• _TO BE DONE_:
Extract all of the data and reproduce it precisely.

• _MATERIAL PROVIDED_:
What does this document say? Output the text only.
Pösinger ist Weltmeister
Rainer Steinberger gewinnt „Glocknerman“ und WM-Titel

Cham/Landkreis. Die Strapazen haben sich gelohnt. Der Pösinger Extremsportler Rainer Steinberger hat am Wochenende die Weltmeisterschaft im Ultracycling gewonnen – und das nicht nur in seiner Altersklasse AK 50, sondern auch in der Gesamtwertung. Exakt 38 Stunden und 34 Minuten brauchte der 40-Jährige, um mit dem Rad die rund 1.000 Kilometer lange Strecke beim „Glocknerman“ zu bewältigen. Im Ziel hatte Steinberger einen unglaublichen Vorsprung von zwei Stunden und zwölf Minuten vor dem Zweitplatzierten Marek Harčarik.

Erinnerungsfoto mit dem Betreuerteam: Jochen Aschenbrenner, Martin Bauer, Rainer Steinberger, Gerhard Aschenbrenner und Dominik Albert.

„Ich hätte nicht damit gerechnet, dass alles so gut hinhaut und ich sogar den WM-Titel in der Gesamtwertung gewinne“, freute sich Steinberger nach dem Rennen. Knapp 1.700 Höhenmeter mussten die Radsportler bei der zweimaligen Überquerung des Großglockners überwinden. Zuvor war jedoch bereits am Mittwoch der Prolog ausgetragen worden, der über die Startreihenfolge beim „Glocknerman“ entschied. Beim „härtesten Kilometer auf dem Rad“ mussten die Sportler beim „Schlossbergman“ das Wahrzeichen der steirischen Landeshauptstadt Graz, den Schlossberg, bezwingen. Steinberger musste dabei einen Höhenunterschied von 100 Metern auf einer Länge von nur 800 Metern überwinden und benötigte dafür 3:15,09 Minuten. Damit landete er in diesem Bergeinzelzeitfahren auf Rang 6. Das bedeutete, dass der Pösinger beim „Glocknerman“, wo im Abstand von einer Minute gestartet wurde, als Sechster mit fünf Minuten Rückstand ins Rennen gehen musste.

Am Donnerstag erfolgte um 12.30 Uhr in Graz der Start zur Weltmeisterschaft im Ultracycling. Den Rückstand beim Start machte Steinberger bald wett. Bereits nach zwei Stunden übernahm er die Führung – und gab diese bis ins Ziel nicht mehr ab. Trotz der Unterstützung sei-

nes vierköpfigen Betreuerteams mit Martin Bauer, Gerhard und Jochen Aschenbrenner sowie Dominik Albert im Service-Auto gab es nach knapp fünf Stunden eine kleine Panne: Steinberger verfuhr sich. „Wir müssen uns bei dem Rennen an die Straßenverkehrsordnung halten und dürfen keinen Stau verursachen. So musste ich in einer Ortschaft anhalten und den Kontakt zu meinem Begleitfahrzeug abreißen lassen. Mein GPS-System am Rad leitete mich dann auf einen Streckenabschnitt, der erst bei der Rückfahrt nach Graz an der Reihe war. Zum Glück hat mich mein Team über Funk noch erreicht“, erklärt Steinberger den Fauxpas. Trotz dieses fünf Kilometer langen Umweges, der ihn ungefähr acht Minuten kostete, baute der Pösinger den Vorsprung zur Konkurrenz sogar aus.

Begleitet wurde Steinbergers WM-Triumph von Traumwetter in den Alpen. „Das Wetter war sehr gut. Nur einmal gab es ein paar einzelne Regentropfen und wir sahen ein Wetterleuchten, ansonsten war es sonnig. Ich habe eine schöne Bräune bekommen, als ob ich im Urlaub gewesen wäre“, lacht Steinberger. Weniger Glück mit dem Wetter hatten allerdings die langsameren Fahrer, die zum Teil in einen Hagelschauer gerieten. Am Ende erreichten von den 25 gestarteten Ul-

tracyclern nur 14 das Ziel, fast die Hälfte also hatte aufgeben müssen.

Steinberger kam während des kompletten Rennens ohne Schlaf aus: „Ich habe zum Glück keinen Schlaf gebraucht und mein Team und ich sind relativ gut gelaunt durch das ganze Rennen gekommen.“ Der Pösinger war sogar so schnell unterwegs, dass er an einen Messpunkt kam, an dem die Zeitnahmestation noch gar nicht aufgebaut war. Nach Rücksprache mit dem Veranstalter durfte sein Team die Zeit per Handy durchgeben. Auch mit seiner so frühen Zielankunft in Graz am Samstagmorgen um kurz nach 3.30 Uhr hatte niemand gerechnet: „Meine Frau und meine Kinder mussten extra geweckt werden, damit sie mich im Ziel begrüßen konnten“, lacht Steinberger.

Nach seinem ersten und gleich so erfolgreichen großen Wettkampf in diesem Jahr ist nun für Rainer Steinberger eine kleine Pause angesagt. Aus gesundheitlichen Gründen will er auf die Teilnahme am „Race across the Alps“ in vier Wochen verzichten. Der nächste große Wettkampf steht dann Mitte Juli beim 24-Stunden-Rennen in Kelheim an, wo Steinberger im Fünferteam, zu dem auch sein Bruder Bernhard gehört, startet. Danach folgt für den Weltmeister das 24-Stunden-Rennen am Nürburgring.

• _WRITTEN RESPONSE_:
What does this document say? Output the text only.
Pösinger ist Weltmeister
Rainer Steinberger gewinnt „Glocknerman“ und WM-Titel

Cham/Landkreis. Die Strapazen haben sich gelohnt. Der Pösinger Extremsportler Rainer Steinberger hat am Wochenende die Weltmeisterschaft im Ultracycling gewonnen – und das nicht nur in seiner Altersklasse AK 50, sondern auch in der Gesamtwertung. Exakt 38 Stunden und 34 Minuten brauchte der 40-Jährige, um mit dem Rad die rund 1.000 Kilometer lange Strecke beim „Glocknerman“ zu bewältigen. Im Ziel hatte Steinberger einen unglaublichen Vorsprung von zwei Stunden und zwölf Minuten vor dem Zweitplatzierten Marek Harčarik.

Erinnerungsfoto mit dem Betreuerteam: Jochen Aschenbrenner, Martin Bauer, Rainer Steinberger, Gerhard Aschenbrenner und Dominik Albert.

„Ich hätte nicht damit gerechnet, dass alles so gut hinhaut und ich sogar den WM-Titel in der Gesamtwertung gewinne“, freute sich Steinberger nach dem Rennen. Knapp 1.700 Höhenmeter mussten die Radsportler bei der zweimaligen Überquerung des Großglockners überwinden. Zuvor war jedoch bereits am Mittwoch der Prolog ausgetragen worden, der über die Startreihenfolge beim „Glocknerman“ entschied. Beim „härtesten Kilometer auf dem Rad“ mussten die Sportler beim „Schlossbergman“ das Wahrzeichen der steirischen Landeshauptstadt Graz, den Schlossberg, bezwingen. Steinberger musste dabei einen Höhenunterschied von 100 Metern auf einer Länge von nur 800 Metern überwinden und benötigte dafür 3:15,09 Minuten. Damit landete er in diesem Bergeinzelzeitfahren auf Rang 6. Das bedeutete, dass der Pösinger beim „Glocknerman“, wo im Abstand von einer Minute gestartet wurde, als Sechster mit fünf Minuten Rückstand ins Rennen gehen musste.

Am Donnerstag erfolgte um 12.30 Uhr in Graz der Start zur Weltmeisterschaft im Ultracycling. Den Rückstand beim Start machte Steinberger bald wett. Bereits nach zwei Stunden übernahm er die Führung – und gab diese bis ins Ziel nicht mehr ab. Trotz der Unterstützung sei-

nes vierköpfigen Betreuerteams mit Martin Bauer, Gerhard und Jochen Aschenbrenner sowie Dominik Albert im Service-Auto gab es nach knapp fünf Stunden eine kleine Panne: Steinberger verfuhr sich. „Wir müssen uns bei dem Rennen an die Straßenverkehrsordnung halten und dürfen keinen Stau verursachen. So musste ich in einer Ortschaft anhalten und den Kontakt zu meinem Begleitfahrzeug abreißen lassen. Mein GPS-System am Rad leitete mich dann auf einen Streckenabschnitt, der erst bei der Rückfahrt nach Graz an der Reihe war. Zum Glück hat mich mein Team über Funk noch erreicht“, erklärt Steinberger den Fauxpas. Trotz dieses fünf Kilometer langen Umweges, der ihn ungefähr acht Minuten kostete, baute der Pösinger den Vorsprung zur Konkurrenz sogar aus.

Begleitet wurde Steinbergers WM-Triumph von Traumwetter in den Alpen. „Das Wetter war sehr gut. Nur einmal gab es ein paar einzelne Regentropfen und wir sahen ein Wetterleuchten, ansonsten war es sonnig. Ich habe eine schöne Bräune bekommen, als ob ich im Urlaub gewesen wäre“, lacht Steinberger. Weniger Glück mit dem Wetter hatten allerdings die langsameren Fahrer, die zum Teil in einen Hagelschauer gerieten. Am Ende erreichten von den 25 gestarteten Ul-

tracyclern nur 14 das Ziel, fast die Hälfte also hatte aufgeben müssen.

Steinberger kam während des kompletten Rennens ohne Schlaf aus: „Ich habe zum Glück keinen Schlaf gebraucht und mein Team und ich sind relativ gut gelaunt durch das ganze Rennen gekommen.“ Der Pösinger war sogar so schnell unterwegs, dass er an einen Messpunkt kam, an dem die Zeitnahmestation noch gar nicht aufgebaut war. Nach Rücksprache mit dem Veranstalter durfte sein Team die Zeit per Handy durchgeben. Auch mit seiner so frühen Zielankunft in Graz am Samstagmorgen um kurz nach 3.30 Uhr hatte niemand gerechnet: „Meine Frau und meine Kinder mussten extra geweckt werden, damit sie mich im Ziel begrüßen konnten“, lacht Steinberger.

Nach seinem ersten und gleich so erfolgreichen großen Wettkampf in diesem Jahr ist nun für Rainer Steinberger eine kleine Pause angesagt. Aus gesundheitlichen Gründen will er auf die Teilnahme am „Race across the Alps“ in vier Wochen verzichten. Der nächste große Wettkampf steht dann Mitte Juli beim 24-Stunden-Rennen in Kelheim an, wo Steinberger im Fünferteam, zu dem auch sein Bruder Bernhard gehört, startet. Danach folgt für den Weltmeister das 24-Stunden-Rennen am Nürburgring.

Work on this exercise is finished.